- EXERCISE DESCRIPTION: In the entries that follow, find the word "totEmValue" and report each line it is on.

[Recorded data]
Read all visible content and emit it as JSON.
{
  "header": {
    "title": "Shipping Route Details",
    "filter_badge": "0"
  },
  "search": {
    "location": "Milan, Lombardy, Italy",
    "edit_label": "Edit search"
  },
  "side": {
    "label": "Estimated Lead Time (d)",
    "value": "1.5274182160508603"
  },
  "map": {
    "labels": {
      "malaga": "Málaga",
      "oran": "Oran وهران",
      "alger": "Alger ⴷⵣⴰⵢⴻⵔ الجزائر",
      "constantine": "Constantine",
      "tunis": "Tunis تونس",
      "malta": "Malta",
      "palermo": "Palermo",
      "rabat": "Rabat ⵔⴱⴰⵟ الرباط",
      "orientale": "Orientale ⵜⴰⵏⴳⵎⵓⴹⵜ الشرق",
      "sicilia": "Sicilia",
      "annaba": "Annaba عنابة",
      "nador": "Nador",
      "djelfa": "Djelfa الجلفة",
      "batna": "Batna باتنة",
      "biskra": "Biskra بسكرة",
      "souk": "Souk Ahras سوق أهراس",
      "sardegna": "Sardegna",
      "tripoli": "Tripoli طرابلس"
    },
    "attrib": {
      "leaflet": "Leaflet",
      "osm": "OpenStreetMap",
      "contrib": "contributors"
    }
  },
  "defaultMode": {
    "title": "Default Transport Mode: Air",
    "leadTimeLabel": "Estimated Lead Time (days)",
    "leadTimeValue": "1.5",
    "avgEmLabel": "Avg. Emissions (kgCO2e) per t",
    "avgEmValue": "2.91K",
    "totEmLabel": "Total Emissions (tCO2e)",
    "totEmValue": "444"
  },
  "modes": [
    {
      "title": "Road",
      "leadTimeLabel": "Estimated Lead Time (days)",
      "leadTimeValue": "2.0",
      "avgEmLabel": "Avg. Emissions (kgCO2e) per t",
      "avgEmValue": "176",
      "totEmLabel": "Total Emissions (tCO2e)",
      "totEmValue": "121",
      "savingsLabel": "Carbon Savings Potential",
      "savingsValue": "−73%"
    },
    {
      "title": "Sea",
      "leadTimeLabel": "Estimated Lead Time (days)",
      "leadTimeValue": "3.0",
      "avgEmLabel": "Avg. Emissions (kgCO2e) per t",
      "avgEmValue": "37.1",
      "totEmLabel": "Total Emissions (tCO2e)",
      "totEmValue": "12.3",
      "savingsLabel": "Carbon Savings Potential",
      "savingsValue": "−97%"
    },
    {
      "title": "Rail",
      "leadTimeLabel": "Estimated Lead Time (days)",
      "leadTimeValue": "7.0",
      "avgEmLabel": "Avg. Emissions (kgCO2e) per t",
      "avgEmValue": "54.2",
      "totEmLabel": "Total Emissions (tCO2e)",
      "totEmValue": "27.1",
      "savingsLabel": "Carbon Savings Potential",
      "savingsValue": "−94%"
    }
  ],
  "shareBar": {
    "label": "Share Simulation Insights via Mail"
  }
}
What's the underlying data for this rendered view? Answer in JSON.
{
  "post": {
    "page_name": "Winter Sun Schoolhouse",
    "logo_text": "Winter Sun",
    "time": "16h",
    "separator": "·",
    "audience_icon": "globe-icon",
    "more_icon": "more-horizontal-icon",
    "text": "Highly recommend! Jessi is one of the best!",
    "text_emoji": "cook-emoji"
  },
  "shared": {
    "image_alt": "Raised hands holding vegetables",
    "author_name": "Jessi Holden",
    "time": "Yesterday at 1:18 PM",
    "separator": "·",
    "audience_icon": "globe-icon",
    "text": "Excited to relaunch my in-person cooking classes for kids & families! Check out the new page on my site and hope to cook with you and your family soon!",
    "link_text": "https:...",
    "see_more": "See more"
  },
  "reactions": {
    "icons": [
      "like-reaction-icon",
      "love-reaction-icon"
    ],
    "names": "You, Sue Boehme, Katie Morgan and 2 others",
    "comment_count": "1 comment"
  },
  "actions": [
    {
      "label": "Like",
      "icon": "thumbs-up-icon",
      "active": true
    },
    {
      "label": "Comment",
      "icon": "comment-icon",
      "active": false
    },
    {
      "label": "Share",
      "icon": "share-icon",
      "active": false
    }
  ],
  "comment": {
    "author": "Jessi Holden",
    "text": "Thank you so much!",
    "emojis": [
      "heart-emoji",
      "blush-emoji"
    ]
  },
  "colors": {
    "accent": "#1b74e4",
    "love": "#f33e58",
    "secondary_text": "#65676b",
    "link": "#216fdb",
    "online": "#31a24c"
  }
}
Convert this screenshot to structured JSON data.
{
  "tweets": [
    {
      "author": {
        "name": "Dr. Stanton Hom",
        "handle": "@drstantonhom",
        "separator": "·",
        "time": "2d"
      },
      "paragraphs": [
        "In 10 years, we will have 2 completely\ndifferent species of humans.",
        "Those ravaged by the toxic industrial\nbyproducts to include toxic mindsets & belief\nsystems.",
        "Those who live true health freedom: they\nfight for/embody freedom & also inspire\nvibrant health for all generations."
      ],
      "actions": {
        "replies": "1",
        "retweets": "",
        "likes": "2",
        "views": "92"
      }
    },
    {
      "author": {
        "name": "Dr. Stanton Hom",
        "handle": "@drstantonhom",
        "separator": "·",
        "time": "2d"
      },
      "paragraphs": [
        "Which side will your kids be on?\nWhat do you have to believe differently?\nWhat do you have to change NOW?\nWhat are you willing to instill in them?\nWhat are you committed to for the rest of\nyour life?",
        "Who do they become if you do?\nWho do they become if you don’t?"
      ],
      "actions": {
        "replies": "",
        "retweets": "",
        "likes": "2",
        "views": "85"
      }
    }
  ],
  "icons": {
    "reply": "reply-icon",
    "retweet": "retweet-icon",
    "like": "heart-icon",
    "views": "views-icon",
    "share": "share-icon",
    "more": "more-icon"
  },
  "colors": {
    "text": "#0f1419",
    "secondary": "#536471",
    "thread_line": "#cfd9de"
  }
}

- RESULT FOR THIS EXERCISE:
    "totEmValue": "444"
      "totEmValue": "121",
      "totEmValue": "12.3",
      "totEmValue": "27.1",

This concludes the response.